## TASK OBJECTIVE
From the listing below, pull out every line where the string "then" appears.

## DATA TO PROCESS

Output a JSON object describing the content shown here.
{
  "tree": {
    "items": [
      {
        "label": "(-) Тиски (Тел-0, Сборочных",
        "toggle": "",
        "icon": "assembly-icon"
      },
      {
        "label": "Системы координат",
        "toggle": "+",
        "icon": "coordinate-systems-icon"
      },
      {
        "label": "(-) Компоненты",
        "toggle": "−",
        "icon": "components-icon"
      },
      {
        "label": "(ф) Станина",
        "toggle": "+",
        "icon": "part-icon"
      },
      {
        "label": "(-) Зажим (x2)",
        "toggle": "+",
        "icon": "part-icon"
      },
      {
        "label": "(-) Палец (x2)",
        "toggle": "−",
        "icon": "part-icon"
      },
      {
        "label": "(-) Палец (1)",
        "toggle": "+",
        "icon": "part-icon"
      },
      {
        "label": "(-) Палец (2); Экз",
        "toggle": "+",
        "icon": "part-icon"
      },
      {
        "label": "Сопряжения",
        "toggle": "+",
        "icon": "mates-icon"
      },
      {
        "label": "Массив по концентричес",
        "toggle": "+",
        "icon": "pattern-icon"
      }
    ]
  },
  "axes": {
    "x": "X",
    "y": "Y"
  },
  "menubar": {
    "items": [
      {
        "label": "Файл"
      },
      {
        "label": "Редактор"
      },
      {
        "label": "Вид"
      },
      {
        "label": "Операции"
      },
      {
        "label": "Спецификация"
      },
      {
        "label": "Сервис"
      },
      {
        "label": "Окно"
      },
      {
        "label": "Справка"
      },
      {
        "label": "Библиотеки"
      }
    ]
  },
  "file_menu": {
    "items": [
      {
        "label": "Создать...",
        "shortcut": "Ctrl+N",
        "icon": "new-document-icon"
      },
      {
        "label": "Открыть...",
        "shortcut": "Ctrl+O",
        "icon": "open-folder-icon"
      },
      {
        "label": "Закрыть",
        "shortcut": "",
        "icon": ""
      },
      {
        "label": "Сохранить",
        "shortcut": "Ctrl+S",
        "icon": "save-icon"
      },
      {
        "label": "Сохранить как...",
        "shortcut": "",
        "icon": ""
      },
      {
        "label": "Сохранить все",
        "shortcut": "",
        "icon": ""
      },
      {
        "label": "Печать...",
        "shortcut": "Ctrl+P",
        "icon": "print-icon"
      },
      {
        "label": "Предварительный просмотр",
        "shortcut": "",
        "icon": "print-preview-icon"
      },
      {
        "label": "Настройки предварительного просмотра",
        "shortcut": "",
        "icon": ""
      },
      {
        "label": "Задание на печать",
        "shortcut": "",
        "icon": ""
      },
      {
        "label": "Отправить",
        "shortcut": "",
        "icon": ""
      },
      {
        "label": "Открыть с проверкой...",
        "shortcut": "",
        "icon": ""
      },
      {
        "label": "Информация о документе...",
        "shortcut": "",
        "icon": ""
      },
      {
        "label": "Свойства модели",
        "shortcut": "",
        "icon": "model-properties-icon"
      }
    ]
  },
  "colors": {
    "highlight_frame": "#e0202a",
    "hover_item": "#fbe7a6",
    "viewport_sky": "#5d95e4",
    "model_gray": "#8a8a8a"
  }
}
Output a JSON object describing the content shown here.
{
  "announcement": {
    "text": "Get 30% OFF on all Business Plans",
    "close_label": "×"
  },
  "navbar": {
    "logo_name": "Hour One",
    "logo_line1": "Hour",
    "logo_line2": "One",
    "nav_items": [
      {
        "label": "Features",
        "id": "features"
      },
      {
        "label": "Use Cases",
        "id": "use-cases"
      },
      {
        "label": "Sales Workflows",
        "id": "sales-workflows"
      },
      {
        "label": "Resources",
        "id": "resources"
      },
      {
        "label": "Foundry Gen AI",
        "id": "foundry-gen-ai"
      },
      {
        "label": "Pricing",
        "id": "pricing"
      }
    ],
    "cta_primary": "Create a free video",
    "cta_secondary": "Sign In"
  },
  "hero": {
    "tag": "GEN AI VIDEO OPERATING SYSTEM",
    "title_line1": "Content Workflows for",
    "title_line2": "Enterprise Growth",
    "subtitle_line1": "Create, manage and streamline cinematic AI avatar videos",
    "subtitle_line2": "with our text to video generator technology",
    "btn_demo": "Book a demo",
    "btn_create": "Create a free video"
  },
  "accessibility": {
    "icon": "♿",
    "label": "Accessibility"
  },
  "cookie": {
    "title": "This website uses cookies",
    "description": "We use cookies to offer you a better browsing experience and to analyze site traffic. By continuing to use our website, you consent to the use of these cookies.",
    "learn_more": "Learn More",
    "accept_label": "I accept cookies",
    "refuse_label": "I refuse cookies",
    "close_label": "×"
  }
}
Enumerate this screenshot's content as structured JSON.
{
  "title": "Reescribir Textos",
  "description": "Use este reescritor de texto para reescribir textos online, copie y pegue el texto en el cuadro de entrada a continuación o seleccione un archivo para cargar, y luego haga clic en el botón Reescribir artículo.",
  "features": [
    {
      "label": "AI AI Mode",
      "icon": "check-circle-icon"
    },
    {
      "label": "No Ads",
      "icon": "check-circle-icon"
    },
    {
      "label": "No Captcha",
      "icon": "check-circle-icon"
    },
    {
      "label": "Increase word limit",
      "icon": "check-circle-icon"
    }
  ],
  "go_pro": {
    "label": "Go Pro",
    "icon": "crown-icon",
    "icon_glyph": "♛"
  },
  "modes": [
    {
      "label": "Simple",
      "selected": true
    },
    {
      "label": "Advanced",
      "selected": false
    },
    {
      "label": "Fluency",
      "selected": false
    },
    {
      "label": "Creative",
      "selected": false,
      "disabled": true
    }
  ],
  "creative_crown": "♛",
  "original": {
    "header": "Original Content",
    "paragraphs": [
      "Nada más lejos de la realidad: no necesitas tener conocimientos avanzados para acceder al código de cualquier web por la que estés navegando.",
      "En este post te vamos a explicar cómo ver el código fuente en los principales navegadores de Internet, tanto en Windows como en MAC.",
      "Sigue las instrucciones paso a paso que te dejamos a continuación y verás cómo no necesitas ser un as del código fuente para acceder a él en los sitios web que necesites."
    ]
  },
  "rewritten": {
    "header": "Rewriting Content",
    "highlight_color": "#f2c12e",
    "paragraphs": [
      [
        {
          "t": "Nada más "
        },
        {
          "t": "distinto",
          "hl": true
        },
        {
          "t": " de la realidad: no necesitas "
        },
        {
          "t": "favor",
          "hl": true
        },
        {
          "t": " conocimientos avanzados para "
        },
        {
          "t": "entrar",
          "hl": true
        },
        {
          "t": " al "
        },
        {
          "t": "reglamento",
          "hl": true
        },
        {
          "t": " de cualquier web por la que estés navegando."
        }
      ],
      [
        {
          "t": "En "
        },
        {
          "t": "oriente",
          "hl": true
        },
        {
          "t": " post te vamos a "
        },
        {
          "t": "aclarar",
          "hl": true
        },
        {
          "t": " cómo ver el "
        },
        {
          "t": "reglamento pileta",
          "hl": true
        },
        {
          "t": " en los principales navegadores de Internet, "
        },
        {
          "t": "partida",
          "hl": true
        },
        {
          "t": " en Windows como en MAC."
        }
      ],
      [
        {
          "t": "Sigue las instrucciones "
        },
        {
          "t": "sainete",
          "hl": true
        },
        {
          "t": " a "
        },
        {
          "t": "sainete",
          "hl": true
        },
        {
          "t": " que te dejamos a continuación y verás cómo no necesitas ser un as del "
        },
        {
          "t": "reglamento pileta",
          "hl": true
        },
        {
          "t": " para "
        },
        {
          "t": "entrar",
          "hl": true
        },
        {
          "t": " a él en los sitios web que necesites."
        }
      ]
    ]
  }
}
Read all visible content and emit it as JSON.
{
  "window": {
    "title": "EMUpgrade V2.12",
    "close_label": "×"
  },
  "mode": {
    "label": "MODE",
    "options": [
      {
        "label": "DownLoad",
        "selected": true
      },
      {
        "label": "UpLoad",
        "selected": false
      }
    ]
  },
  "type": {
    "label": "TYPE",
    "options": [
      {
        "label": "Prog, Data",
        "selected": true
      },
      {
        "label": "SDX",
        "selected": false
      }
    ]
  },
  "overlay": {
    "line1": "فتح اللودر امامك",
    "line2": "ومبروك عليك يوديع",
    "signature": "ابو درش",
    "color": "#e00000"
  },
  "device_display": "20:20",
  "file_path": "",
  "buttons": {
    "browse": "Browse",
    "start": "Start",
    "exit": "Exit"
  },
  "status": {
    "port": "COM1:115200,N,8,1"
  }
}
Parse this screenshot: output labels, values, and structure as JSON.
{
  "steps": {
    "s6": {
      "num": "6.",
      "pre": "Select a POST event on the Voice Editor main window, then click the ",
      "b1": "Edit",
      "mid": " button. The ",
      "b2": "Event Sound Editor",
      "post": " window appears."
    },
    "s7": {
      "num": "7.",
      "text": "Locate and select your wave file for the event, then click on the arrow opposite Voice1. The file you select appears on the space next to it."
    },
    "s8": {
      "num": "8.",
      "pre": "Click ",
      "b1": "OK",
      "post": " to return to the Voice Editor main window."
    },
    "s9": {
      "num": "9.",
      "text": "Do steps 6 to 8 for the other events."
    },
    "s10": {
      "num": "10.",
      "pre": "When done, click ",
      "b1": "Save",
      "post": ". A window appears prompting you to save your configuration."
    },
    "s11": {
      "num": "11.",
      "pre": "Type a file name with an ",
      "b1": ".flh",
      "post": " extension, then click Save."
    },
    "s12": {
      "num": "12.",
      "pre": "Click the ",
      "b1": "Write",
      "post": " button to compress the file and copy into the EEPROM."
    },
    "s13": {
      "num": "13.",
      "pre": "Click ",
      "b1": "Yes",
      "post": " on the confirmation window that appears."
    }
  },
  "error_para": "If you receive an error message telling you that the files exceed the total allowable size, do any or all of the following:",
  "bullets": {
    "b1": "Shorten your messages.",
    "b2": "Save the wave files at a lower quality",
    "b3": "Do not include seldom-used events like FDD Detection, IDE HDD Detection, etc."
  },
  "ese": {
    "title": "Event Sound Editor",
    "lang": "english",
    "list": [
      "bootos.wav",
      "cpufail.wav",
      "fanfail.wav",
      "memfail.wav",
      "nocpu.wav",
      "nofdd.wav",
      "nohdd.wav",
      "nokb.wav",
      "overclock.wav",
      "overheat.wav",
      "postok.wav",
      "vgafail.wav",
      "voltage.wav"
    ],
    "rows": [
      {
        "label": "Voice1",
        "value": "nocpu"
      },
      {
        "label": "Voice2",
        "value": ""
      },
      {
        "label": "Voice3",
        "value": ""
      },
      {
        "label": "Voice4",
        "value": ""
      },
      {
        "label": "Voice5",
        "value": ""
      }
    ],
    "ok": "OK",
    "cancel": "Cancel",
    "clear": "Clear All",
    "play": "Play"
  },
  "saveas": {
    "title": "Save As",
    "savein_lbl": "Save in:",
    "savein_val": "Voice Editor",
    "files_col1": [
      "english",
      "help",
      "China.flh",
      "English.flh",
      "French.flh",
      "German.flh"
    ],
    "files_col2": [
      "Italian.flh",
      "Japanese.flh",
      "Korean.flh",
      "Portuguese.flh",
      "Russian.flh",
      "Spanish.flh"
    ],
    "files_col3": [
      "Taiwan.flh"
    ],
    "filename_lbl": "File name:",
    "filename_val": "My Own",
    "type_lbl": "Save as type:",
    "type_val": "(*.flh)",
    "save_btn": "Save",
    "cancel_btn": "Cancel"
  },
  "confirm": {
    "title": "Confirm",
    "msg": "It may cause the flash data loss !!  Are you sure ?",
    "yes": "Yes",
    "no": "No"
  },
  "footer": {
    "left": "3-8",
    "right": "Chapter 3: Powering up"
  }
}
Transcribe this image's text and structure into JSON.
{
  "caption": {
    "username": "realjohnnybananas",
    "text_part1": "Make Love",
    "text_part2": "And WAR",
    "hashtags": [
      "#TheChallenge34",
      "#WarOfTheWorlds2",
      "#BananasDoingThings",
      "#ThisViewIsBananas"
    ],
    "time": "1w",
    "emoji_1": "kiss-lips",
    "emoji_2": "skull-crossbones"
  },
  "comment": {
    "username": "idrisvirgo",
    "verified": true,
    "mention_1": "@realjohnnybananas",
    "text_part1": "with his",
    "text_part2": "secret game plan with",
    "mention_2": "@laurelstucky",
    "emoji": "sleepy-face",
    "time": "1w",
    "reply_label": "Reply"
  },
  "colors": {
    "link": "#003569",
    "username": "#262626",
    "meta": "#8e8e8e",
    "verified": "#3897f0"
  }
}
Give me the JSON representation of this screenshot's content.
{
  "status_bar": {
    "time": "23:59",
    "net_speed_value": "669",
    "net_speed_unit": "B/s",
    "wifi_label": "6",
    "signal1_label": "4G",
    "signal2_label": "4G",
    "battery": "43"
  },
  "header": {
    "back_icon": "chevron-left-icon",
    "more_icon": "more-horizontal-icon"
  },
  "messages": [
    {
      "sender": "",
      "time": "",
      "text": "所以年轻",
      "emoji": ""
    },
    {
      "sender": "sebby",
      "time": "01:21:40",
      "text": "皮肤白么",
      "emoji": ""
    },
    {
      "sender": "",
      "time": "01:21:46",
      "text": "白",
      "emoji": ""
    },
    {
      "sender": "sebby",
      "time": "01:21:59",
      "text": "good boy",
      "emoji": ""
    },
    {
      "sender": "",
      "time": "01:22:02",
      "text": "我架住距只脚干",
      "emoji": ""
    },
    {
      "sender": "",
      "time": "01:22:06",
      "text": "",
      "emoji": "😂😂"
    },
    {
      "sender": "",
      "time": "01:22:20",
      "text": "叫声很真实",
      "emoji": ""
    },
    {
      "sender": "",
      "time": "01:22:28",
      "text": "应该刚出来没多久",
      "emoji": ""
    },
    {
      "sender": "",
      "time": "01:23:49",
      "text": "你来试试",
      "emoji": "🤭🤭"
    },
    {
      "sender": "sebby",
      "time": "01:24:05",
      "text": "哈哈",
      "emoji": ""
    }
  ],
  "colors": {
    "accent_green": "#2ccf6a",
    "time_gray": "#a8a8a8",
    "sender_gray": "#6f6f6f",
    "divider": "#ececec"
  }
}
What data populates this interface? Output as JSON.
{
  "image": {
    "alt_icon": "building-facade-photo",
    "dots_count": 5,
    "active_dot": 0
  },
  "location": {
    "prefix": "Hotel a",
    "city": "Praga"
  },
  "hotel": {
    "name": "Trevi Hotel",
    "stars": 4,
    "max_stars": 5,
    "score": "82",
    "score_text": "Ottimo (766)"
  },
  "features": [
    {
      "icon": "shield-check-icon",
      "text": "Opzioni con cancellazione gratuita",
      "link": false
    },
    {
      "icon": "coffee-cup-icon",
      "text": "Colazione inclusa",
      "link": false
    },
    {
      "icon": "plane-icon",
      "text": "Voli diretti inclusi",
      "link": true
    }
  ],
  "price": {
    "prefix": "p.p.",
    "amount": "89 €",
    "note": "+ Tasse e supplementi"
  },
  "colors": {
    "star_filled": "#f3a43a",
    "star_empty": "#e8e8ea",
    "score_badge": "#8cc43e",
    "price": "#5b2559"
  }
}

## FINISHED TASK
      "pre": "Select a POST event on the Voice Editor main window, then click the ",
      "text": "Locate and select your wave file for the event, then click on the arrow opposite Voice1. The file you select appears on the space next to it."
      "post": " extension, then click Save."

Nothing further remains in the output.